• _Material supplied_
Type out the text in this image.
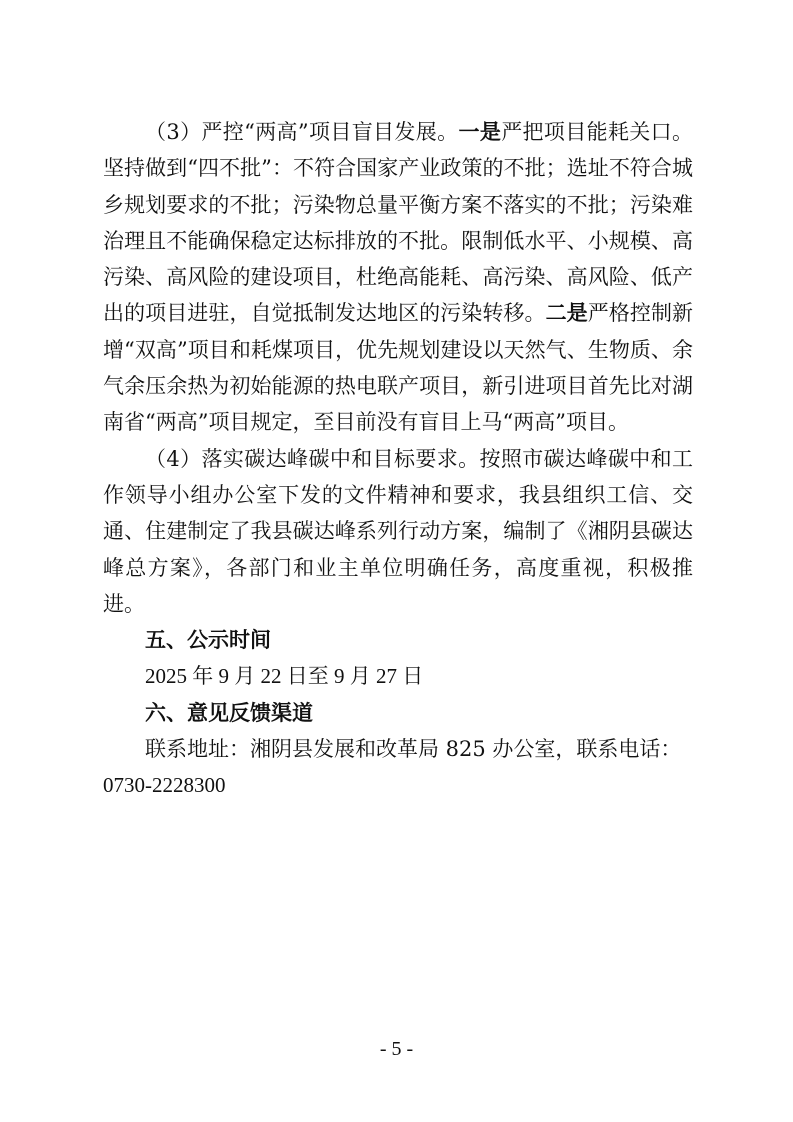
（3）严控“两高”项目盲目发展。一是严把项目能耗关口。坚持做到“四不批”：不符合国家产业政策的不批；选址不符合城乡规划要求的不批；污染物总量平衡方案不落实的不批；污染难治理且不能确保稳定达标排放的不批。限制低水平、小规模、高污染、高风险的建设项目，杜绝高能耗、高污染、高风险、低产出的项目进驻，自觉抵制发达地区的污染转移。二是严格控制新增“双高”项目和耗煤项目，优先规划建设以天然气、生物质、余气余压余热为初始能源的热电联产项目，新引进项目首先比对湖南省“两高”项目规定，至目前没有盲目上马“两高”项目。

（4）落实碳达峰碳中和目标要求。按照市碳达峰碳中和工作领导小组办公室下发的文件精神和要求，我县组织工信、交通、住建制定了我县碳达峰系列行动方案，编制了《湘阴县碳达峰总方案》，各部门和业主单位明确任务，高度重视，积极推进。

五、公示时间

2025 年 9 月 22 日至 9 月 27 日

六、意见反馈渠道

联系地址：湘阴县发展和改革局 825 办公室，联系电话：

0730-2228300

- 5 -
---
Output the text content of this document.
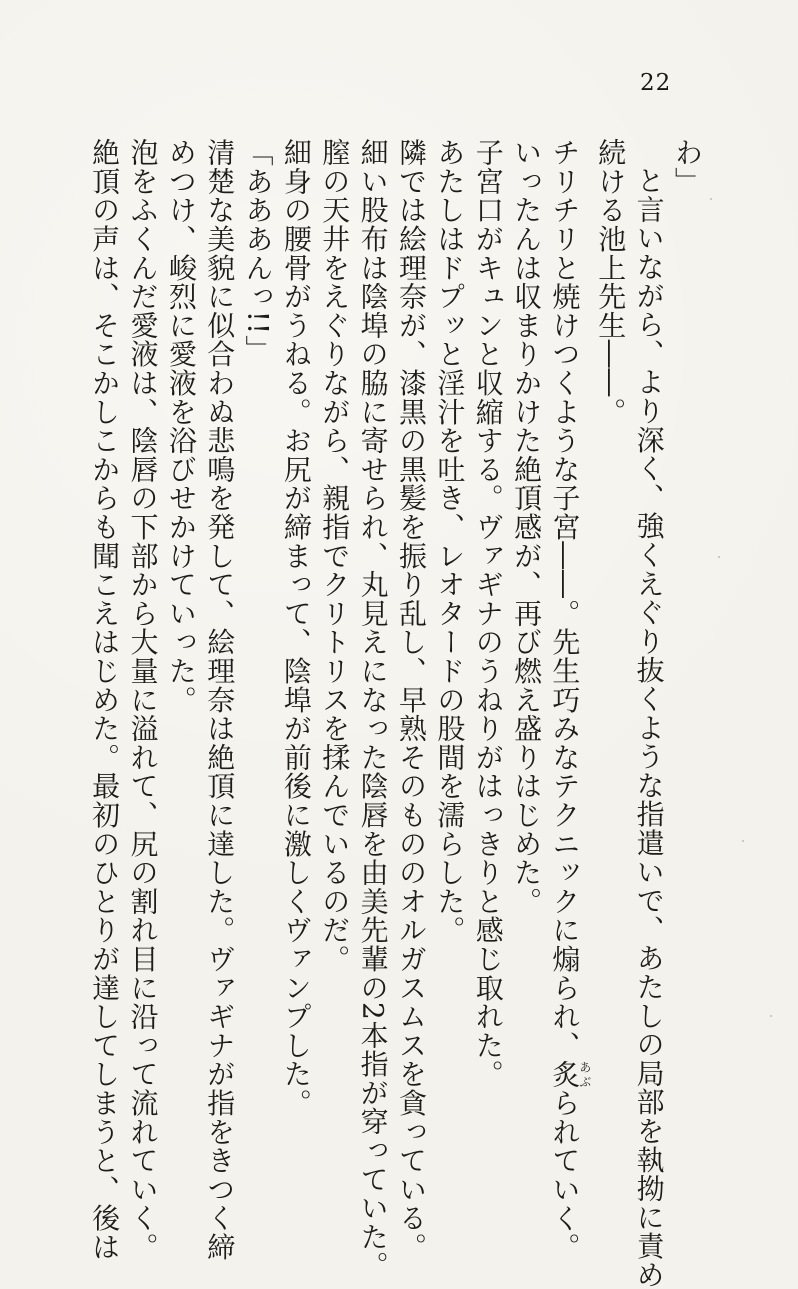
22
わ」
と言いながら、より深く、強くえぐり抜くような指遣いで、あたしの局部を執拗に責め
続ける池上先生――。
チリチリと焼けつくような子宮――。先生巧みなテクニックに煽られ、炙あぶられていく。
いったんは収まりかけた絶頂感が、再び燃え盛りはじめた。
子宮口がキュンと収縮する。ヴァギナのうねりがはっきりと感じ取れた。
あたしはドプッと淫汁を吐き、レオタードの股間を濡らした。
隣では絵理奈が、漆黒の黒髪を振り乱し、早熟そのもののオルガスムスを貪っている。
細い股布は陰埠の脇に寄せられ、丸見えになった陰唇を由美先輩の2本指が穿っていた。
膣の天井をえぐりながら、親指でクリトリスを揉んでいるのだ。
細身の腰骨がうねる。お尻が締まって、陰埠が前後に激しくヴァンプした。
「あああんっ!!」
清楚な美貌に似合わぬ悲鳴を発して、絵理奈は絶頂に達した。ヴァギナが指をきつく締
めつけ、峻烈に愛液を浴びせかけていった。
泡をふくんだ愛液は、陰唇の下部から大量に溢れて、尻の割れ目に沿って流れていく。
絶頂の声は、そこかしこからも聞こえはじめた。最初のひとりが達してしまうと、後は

• _Your objective_
Report how many lines of the records above contain the word "text", giving only the number.

• _Full output_
2